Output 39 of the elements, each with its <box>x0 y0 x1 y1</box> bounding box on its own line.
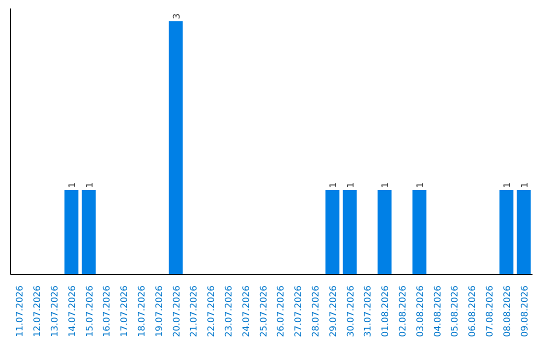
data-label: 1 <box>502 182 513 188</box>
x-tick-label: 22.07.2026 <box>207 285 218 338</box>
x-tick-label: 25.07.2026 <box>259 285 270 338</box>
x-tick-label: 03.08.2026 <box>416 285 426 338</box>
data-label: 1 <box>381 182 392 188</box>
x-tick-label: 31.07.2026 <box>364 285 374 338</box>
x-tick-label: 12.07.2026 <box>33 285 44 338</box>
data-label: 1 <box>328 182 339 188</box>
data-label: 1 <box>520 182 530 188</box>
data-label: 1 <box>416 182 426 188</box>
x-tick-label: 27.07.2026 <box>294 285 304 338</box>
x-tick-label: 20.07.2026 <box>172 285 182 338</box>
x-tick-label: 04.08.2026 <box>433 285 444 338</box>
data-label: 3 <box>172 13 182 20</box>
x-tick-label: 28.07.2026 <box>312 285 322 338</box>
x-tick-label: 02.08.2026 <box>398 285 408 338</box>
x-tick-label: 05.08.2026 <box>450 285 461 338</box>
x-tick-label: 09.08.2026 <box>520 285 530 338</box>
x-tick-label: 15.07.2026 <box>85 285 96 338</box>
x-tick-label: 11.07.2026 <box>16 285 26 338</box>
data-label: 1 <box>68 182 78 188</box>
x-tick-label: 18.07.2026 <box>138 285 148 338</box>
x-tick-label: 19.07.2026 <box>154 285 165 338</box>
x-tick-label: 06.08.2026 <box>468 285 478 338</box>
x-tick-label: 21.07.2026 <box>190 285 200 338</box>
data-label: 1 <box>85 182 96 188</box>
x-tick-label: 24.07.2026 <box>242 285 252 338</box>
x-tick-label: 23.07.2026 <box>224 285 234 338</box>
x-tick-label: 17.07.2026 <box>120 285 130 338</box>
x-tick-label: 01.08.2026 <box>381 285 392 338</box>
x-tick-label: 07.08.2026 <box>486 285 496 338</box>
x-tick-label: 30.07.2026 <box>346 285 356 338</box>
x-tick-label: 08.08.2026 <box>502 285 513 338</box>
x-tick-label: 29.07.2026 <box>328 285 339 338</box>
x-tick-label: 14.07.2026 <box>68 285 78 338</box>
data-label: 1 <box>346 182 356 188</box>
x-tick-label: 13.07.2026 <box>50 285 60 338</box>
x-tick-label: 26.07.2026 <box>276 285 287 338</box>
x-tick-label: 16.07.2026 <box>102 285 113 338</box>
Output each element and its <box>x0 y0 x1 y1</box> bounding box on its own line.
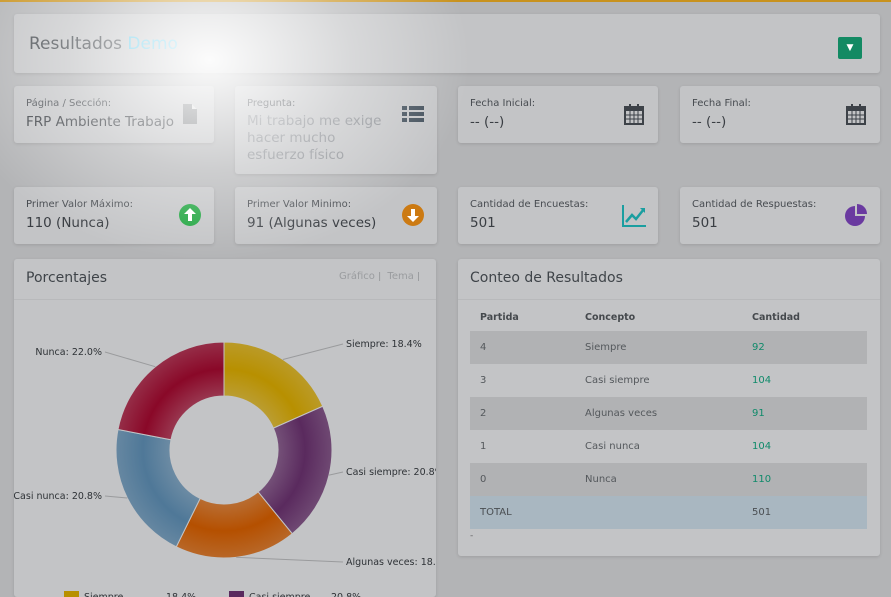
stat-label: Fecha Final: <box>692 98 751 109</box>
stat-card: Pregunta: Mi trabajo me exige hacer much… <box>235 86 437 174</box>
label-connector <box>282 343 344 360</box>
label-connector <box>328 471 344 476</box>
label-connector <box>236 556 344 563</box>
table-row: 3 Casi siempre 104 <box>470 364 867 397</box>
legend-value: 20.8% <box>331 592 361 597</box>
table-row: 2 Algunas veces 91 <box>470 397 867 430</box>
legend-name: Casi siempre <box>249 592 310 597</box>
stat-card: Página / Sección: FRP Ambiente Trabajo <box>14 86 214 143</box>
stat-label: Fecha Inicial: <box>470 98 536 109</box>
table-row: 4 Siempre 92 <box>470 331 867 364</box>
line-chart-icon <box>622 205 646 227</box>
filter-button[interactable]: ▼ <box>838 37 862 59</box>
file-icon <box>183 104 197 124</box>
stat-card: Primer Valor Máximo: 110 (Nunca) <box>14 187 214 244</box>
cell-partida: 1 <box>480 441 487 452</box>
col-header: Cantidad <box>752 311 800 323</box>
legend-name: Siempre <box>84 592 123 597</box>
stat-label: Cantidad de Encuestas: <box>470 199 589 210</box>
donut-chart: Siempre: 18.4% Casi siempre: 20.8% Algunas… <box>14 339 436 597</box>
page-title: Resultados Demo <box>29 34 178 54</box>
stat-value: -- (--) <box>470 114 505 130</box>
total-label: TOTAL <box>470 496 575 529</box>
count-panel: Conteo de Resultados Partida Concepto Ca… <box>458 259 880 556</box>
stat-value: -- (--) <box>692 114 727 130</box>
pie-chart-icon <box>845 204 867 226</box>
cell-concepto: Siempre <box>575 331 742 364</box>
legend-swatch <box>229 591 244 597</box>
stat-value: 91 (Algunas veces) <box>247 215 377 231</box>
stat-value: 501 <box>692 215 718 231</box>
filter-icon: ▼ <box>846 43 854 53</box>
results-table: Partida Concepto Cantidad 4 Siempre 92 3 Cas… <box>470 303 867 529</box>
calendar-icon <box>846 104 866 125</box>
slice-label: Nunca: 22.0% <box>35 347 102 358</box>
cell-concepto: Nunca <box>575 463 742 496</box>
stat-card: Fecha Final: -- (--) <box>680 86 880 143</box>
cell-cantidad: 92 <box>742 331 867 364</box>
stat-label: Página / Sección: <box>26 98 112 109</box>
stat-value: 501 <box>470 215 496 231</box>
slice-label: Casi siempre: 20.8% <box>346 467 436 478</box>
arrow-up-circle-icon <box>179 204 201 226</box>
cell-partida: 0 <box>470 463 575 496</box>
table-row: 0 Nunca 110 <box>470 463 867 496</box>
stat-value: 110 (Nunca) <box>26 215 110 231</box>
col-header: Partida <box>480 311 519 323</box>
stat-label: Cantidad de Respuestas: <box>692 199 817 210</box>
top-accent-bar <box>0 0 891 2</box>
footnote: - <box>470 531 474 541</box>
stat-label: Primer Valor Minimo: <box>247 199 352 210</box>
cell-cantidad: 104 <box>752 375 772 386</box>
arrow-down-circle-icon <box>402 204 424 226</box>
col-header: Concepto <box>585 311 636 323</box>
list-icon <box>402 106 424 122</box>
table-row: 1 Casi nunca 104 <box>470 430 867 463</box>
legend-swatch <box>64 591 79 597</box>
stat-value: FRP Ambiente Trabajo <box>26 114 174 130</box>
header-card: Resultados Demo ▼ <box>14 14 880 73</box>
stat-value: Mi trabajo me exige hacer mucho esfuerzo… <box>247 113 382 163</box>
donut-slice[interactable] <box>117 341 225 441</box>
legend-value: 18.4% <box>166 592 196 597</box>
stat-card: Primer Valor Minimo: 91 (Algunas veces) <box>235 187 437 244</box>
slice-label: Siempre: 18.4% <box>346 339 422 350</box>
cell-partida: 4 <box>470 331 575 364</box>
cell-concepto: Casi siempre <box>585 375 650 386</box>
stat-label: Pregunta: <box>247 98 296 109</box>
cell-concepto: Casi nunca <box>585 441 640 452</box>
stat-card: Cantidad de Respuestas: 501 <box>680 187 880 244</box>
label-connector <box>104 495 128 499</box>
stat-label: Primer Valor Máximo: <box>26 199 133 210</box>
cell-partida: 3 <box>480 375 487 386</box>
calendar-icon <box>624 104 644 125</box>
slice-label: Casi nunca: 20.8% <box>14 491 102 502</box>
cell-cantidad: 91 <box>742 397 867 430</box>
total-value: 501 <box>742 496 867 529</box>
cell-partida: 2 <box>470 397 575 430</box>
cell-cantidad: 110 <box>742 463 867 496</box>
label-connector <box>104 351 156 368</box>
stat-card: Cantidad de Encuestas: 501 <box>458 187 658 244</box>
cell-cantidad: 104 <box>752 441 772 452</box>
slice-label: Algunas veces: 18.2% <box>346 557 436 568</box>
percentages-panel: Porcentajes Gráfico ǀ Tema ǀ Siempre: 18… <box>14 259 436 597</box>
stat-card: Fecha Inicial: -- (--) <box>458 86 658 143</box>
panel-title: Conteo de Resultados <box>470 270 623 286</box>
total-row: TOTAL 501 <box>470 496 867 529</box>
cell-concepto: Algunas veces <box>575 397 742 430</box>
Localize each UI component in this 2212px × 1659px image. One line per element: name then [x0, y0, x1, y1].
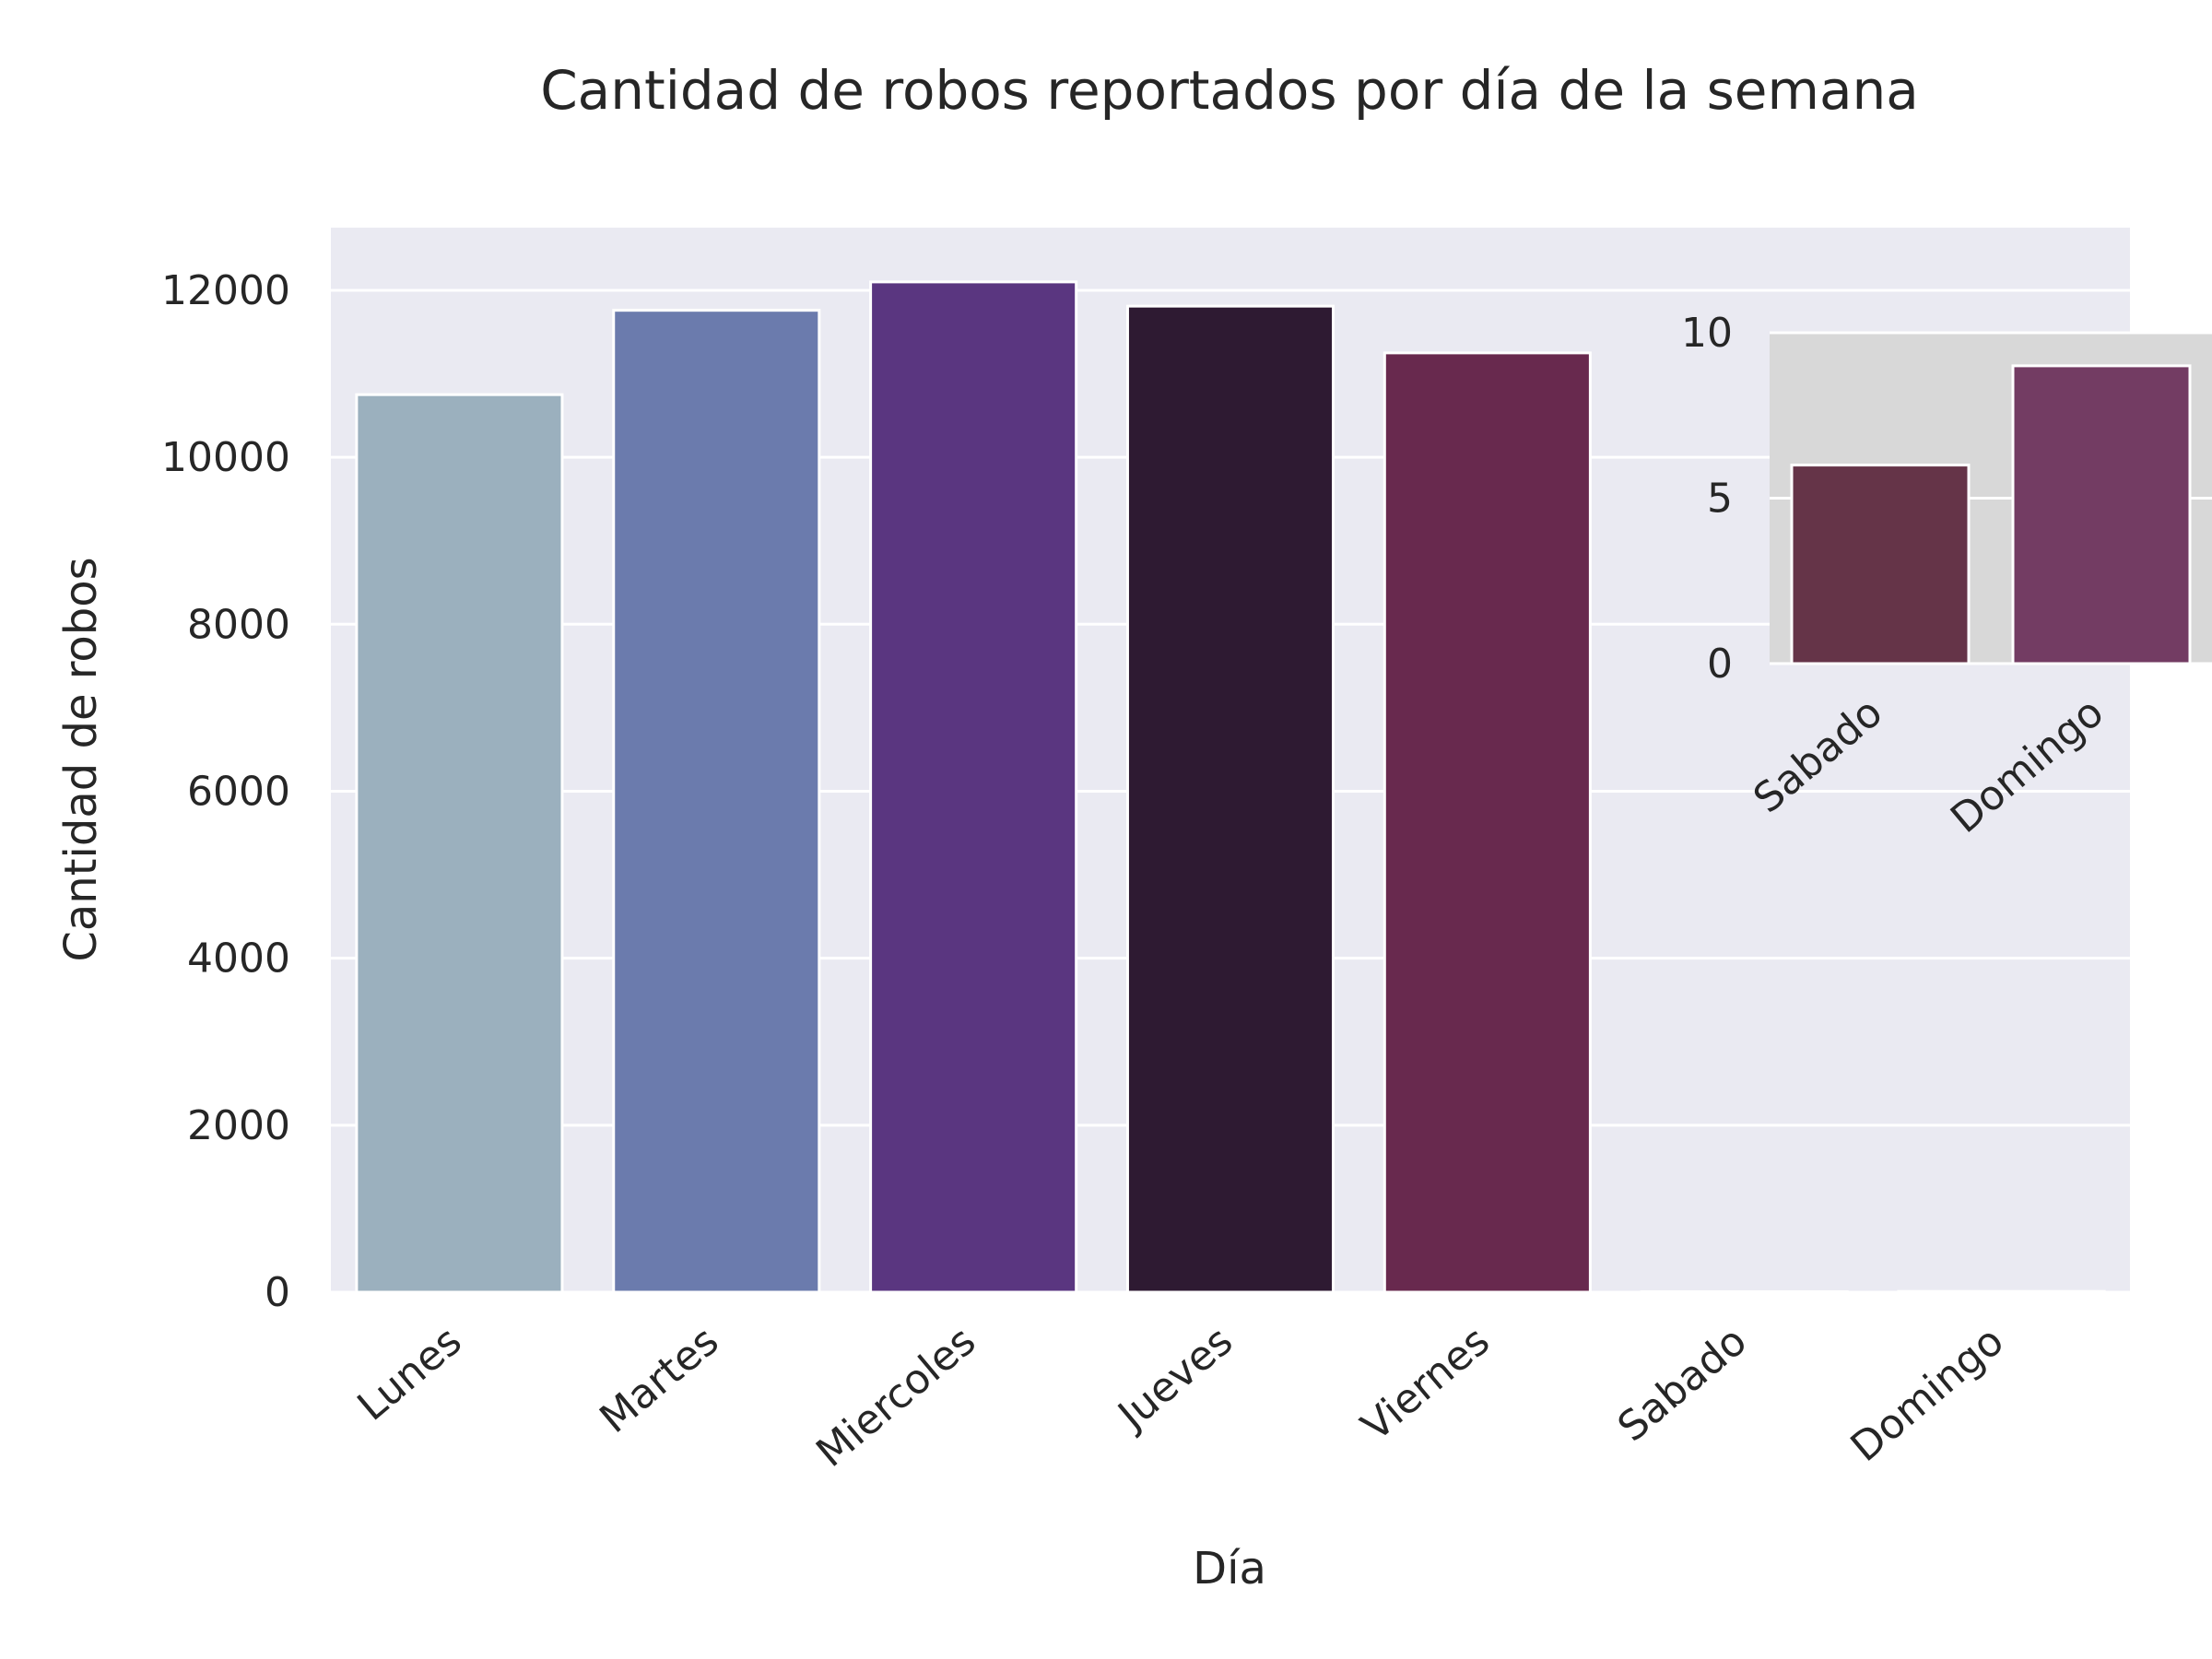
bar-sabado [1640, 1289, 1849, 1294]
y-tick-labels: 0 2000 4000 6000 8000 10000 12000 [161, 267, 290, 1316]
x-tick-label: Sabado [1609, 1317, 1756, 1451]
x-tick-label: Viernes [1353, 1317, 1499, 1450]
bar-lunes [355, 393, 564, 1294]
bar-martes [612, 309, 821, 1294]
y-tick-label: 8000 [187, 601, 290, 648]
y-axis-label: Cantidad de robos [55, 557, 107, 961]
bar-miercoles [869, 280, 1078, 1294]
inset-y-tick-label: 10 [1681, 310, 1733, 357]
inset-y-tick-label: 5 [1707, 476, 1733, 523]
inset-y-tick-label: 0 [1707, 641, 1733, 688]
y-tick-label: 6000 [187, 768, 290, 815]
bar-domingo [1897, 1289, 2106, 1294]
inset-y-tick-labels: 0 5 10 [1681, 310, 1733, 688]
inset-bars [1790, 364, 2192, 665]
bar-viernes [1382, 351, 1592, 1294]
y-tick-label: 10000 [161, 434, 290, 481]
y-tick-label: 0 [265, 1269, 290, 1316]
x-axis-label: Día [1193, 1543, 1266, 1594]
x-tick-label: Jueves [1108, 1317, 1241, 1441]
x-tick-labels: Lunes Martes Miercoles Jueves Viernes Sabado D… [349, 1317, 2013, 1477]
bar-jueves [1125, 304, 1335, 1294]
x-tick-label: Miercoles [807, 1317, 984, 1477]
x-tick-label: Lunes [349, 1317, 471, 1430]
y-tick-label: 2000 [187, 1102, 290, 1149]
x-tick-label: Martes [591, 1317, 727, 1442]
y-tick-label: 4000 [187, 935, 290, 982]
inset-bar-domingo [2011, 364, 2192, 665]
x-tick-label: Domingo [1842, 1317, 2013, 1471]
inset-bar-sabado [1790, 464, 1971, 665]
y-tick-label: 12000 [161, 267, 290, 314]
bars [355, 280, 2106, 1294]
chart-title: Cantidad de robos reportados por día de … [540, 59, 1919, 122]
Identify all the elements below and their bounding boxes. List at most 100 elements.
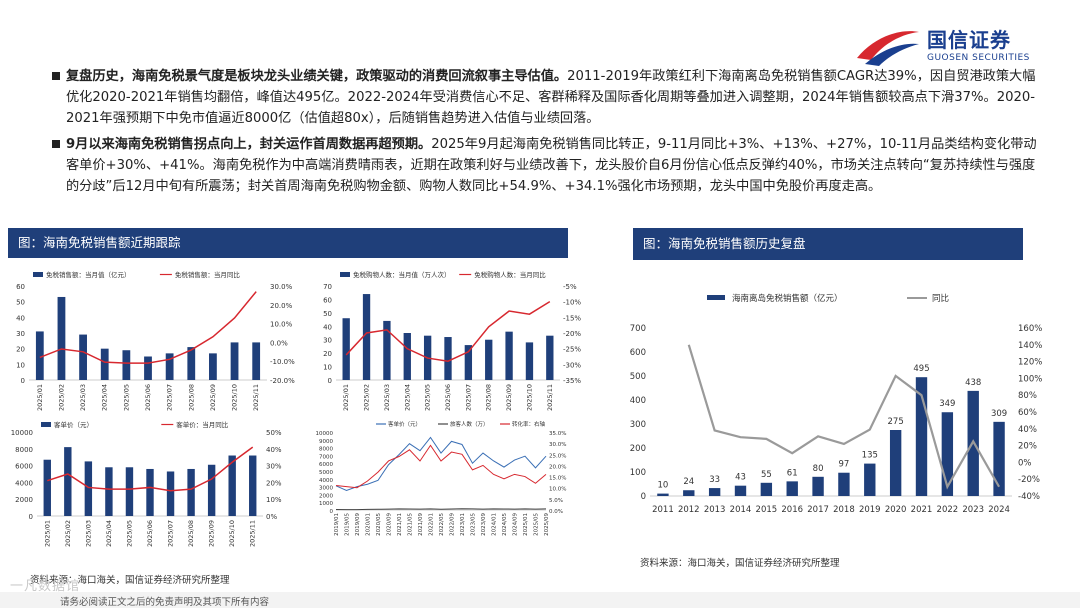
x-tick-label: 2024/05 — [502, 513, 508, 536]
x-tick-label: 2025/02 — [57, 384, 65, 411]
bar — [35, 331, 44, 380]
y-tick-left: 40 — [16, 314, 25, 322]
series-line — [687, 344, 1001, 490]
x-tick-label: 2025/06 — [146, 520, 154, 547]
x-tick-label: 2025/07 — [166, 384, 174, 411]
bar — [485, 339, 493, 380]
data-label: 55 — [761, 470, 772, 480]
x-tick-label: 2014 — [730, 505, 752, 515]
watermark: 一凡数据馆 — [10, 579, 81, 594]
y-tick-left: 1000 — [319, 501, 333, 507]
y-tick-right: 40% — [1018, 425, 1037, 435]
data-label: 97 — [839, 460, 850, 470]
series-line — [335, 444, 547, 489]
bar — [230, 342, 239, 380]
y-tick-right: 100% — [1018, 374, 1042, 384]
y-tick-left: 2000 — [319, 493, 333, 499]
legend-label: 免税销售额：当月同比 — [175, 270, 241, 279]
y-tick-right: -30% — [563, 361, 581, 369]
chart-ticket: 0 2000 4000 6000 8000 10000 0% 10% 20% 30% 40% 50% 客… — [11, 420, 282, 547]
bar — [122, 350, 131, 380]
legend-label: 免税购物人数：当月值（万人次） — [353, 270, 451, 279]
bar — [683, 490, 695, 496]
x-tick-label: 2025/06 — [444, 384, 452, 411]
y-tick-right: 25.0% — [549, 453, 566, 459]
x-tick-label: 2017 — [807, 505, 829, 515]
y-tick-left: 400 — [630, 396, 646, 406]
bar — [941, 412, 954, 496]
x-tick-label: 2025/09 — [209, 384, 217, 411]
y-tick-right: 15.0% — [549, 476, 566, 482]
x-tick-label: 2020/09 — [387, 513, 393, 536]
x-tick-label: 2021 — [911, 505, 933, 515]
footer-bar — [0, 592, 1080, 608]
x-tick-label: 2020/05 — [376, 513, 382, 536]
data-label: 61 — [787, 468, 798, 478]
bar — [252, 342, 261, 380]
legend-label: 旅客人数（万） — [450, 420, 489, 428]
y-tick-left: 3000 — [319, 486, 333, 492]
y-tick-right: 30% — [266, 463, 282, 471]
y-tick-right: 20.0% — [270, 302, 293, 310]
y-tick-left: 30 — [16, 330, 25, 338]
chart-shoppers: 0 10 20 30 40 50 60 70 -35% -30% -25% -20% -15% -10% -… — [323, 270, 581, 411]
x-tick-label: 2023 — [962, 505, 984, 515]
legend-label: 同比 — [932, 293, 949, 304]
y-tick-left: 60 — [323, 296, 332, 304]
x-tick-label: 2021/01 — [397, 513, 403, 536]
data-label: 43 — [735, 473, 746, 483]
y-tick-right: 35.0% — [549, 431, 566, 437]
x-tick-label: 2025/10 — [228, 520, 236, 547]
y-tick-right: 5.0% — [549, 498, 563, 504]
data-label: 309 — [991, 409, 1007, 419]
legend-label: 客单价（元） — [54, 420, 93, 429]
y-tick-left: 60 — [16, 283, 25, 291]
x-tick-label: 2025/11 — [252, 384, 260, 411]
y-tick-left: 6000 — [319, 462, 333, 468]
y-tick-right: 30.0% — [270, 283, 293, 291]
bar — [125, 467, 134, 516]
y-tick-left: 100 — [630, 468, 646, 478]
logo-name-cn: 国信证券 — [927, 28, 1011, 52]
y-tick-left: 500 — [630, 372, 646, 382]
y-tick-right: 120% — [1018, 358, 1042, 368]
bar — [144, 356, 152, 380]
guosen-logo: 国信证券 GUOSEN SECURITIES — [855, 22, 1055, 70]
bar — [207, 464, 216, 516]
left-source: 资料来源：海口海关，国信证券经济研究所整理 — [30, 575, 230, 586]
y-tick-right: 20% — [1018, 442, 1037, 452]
□ □ □ □ □
STATED EXERCISE: Format the records, starting at the line containing "x-tick-label: 2024/05 — [502, 513, 508, 536]" and ending at the line containing "y-tick-left: 3000 — [319, 486, 333, 492]", as a Markdown table with the columns Row and Record Line. Number each row and skip any blank lines.

THE RESPONSE:
| Row | Record Line |
|---|---|
| 1 | x-tick-label: 2024/05 — [502, 513, 508, 536] |
| 2 | x-tick-label: 2025/02 — [57, 384, 65, 411] |
| 3 | bar — [35, 331, 44, 380] |
| 4 | y-tick-left: 40 — [16, 314, 25, 322] |
| 5 | series-line — [687, 344, 1001, 490] |
| 6 | x-tick-label: 2025/06 — [146, 520, 154, 547] |
| 7 | x-tick-label: 2025/07 — [166, 384, 174, 411] |
| 8 | bar — [485, 339, 493, 380] |
| 9 | data-label: 55 — [761, 470, 772, 480] |
| 10 | x-tick-label: 2014 — [730, 505, 752, 515] |
| 11 | watermark: 一凡数据馆 — [10, 579, 81, 594] |
| 12 | y-tick-left: 1000 — [319, 501, 333, 507] |
| 13 | y-tick-right: 40% — [1018, 425, 1037, 435] |
| 14 | data-label: 97 — [839, 460, 850, 470] |
| 15 | series-line — [335, 444, 547, 489] |
| 16 | bar — [230, 342, 239, 380] |
| 17 | y-tick-right: 100% — [1018, 374, 1042, 384] |
| 18 | y-tick-left: 2000 — [319, 493, 333, 499] |
| 19 | legend-label: 免税销售额：当月同比 — [175, 270, 241, 279] |
| 20 | y-tick-right: -30% — [563, 361, 581, 369] |
| 21 | chart-ticket: 0 2000 4000 6000 8000 10000 0% 10% 20% 30% 40% 50% 客… — [11, 420, 282, 547] |
| 22 | bar — [122, 350, 131, 380] |
| 23 | legend-label: 免税购物人数：当月值（万人次） — [353, 270, 451, 279] |
| 24 | bar — [683, 490, 695, 496] |
| 25 | x-tick-label: 2025/06 — [444, 384, 452, 411] |
| 26 | y-tick-right: 25.0% — [549, 453, 566, 459] |
| 27 | x-tick-label: 2017 — [807, 505, 829, 515] |
| 28 | y-tick-left: 400 — [630, 396, 646, 406] |
| 29 | bar — [941, 412, 954, 496] |
| 30 | x-tick-label: 2025/09 — [209, 384, 217, 411] |
| 31 | y-tick-right: 15.0% — [549, 476, 566, 482] |
| 32 | x-tick-label: 2020/09 — [387, 513, 393, 536] |
| 33 | x-tick-label: 2021 — [911, 505, 933, 515] |
| 34 | footer-bar — [0, 592, 1080, 608] |
| 35 | x-tick-label: 2020/05 — [376, 513, 382, 536] |
| 36 | data-label: 61 — [787, 468, 798, 478] |
| 37 | bar — [252, 342, 261, 380] |
| 38 | legend-label: 旅客人数（万） — [450, 420, 489, 428] |
| 39 | y-tick-left: 3000 — [319, 486, 333, 492] |